• EXERCISE DESCRIPTION
Of all the lines in the material, how many include the word "ワーカー管理"? Give only the number.

• DATA PROVIDED
┌──

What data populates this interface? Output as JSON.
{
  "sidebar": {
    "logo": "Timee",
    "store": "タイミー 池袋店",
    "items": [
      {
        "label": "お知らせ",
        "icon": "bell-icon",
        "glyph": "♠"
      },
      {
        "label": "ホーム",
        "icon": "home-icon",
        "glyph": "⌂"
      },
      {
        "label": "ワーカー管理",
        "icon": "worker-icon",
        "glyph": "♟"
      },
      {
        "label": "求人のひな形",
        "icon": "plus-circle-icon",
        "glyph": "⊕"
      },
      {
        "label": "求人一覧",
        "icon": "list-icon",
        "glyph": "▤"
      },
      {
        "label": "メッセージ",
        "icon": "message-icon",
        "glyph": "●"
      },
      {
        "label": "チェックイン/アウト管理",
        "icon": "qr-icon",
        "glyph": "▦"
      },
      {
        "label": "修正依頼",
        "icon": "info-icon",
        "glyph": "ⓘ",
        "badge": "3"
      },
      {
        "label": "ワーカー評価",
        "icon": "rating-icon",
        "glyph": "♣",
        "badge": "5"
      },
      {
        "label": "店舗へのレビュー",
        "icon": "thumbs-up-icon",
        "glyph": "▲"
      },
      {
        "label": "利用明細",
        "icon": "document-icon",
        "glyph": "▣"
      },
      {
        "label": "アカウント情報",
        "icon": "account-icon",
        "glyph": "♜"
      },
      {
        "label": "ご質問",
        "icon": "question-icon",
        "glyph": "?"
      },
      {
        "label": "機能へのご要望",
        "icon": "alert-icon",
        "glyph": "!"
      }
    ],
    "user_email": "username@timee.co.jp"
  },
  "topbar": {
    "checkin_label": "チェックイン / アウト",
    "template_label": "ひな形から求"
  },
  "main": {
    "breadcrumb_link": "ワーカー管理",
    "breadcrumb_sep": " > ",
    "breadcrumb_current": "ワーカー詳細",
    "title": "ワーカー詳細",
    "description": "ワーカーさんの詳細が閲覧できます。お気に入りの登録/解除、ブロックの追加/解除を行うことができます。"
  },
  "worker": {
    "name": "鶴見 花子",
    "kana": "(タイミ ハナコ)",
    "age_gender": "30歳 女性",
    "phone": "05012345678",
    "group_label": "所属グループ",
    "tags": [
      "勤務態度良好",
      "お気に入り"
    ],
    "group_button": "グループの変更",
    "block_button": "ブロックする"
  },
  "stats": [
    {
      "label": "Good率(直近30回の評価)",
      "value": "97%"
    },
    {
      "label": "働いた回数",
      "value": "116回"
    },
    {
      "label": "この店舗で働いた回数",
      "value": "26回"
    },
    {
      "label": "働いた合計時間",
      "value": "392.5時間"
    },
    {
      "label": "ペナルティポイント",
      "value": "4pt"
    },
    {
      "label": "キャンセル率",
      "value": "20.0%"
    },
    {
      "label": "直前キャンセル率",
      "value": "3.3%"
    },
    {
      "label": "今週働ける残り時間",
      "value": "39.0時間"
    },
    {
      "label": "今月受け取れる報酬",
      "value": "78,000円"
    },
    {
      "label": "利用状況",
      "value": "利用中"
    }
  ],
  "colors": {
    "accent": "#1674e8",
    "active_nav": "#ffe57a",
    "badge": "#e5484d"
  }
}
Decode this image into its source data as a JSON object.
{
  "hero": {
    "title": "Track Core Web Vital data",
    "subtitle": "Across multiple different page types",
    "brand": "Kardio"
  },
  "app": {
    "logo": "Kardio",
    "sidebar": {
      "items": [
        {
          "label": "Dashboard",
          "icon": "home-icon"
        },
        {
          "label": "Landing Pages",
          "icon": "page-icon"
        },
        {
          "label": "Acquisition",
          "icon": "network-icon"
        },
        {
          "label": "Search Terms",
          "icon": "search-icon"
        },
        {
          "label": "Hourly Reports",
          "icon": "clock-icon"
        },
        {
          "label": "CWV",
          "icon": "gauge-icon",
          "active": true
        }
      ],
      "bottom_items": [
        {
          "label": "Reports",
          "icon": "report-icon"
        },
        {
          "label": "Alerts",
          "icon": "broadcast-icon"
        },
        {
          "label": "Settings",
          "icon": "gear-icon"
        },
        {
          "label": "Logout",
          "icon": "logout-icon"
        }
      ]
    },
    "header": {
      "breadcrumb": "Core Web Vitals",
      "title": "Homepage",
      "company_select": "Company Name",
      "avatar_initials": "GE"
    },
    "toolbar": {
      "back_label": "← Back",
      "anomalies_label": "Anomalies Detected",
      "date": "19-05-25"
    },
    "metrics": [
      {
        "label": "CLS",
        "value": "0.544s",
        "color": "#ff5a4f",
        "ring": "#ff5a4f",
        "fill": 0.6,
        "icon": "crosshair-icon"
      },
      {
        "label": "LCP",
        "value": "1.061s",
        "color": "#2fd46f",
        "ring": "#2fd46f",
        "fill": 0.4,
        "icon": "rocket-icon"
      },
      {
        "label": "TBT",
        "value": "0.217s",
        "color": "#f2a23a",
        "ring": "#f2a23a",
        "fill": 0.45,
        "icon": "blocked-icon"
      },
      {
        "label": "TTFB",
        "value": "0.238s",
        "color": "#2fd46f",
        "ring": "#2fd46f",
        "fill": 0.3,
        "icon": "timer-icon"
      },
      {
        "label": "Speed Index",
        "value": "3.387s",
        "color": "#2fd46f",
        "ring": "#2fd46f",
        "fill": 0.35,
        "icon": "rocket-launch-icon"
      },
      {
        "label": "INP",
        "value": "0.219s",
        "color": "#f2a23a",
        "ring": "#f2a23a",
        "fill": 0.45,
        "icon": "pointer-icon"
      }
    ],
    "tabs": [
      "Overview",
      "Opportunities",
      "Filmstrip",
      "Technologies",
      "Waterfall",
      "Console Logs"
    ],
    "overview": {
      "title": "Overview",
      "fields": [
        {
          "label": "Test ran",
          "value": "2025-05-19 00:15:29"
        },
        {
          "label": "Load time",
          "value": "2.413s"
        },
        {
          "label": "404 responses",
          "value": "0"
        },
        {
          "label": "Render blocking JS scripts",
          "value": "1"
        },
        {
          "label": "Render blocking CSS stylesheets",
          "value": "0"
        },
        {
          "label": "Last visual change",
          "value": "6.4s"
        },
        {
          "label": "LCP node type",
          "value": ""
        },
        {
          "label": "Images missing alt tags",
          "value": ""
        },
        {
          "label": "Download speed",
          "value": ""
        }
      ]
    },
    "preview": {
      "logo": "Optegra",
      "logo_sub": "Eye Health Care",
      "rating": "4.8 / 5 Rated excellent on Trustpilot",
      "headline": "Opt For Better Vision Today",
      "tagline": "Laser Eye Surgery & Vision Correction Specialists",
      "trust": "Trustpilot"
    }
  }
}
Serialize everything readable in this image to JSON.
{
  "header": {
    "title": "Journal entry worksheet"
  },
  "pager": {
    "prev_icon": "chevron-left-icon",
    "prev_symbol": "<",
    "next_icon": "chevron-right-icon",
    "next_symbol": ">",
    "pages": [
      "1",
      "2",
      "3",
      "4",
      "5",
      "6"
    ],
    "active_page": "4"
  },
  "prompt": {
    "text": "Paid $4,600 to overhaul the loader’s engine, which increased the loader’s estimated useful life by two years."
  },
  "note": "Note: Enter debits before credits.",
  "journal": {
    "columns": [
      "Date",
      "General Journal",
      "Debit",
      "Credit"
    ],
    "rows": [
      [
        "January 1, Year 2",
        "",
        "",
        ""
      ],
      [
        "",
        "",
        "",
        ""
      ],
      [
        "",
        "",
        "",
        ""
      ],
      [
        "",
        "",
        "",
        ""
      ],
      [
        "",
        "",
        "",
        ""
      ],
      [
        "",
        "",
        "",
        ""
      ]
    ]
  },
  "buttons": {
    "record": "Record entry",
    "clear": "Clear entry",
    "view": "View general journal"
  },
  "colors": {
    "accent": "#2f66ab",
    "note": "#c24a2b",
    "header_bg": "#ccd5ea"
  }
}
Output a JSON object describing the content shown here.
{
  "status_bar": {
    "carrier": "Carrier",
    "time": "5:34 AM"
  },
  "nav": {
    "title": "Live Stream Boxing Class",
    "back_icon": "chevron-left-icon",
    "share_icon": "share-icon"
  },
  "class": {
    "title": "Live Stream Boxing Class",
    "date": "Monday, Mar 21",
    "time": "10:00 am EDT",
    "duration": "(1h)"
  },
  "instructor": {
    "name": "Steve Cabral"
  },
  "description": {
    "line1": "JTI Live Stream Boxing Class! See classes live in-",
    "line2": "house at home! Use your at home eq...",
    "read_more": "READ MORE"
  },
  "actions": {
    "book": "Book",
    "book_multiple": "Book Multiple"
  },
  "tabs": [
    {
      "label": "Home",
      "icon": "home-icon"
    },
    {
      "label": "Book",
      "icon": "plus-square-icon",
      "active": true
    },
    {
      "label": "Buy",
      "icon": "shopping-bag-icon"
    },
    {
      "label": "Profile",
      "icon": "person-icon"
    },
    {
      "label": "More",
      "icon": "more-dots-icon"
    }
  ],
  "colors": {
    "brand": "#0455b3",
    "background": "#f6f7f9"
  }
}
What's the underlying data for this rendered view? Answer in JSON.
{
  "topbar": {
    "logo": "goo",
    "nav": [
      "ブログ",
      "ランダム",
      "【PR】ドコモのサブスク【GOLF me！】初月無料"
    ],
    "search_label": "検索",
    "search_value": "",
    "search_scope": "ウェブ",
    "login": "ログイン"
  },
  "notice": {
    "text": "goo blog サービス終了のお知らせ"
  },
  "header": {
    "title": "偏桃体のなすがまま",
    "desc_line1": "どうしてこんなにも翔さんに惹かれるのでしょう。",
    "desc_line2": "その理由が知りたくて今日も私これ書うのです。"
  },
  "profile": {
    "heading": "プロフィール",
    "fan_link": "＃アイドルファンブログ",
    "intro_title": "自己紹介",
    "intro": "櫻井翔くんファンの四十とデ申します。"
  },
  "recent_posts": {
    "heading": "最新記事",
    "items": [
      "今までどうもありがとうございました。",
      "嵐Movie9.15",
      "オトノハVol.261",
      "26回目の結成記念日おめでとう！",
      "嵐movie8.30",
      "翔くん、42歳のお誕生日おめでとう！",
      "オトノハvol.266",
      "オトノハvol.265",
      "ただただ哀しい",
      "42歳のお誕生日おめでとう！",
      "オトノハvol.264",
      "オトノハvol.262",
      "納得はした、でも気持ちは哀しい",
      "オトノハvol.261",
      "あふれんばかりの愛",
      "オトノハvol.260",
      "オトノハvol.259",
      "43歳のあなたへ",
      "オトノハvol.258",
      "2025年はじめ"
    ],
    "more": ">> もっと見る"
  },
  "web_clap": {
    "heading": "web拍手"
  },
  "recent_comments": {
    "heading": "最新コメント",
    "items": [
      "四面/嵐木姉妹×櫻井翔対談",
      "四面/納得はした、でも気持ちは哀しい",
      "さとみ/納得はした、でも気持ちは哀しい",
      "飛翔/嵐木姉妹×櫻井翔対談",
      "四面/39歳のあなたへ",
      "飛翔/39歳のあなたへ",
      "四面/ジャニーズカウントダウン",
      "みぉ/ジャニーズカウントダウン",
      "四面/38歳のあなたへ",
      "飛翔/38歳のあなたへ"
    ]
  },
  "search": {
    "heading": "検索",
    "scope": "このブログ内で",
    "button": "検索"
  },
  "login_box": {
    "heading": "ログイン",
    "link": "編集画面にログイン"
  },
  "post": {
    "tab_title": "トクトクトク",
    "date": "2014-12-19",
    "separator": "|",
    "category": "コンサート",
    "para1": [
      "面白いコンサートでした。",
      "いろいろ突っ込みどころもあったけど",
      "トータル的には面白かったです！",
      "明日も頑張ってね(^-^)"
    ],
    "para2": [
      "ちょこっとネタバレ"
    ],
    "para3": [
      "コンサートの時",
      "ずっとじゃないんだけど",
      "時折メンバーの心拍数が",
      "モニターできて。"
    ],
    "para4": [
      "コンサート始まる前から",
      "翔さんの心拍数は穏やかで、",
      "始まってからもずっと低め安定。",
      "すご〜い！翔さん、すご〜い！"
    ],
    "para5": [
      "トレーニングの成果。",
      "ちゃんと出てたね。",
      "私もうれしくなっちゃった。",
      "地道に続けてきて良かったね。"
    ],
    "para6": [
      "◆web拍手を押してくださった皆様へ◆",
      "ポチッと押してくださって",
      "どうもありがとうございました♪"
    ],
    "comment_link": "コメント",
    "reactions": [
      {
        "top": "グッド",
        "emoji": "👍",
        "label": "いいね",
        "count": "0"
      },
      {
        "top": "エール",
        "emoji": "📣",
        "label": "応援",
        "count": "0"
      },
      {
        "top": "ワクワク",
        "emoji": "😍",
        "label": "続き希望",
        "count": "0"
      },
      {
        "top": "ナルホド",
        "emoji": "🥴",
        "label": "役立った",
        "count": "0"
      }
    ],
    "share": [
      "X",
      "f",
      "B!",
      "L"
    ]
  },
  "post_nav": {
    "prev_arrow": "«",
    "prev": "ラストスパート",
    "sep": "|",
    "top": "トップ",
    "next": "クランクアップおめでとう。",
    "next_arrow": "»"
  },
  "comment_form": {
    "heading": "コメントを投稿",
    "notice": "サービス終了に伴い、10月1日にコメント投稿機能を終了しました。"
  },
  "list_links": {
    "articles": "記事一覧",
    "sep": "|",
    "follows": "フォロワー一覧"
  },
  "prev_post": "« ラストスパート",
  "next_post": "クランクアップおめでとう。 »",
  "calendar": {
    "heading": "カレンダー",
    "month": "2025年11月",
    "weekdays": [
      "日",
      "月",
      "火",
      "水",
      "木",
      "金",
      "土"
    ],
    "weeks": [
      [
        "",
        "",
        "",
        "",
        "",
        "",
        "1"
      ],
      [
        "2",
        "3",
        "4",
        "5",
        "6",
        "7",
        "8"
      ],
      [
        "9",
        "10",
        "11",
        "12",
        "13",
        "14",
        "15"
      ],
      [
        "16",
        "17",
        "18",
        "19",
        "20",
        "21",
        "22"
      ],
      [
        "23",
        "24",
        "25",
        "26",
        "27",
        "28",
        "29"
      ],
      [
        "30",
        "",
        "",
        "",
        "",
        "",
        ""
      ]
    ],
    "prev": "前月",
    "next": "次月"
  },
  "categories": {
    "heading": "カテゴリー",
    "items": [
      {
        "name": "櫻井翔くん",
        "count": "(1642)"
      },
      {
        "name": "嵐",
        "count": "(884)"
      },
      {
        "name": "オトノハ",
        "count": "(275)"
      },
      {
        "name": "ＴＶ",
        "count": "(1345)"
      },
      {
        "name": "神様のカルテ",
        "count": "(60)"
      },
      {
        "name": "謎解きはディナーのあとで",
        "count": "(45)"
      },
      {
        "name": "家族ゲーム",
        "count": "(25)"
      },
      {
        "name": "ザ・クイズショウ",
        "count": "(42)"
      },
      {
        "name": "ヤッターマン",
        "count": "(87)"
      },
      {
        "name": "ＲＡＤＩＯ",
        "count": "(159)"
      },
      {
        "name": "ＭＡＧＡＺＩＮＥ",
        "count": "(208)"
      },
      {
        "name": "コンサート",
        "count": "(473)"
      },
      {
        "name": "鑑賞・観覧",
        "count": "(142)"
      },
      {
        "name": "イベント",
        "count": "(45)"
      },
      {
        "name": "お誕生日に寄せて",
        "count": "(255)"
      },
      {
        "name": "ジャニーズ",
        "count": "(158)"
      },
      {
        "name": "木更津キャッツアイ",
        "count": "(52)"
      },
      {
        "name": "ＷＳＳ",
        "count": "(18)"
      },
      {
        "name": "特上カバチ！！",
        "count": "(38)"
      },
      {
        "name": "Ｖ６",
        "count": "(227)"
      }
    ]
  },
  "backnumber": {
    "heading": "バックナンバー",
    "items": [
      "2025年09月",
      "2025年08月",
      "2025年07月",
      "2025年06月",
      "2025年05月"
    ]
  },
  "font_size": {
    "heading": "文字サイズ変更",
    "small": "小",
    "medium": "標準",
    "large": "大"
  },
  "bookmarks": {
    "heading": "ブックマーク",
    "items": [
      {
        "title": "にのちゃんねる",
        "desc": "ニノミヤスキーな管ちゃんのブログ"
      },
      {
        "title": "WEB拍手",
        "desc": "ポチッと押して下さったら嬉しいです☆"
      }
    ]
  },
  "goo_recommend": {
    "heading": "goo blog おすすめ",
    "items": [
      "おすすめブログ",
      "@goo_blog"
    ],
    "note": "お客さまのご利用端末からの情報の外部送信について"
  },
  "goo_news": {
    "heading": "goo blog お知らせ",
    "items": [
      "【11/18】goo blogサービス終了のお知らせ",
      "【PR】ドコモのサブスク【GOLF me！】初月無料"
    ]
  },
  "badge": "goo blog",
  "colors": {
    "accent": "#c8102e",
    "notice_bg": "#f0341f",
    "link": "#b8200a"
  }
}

└──

• RESULT OF THE EXERCISE
2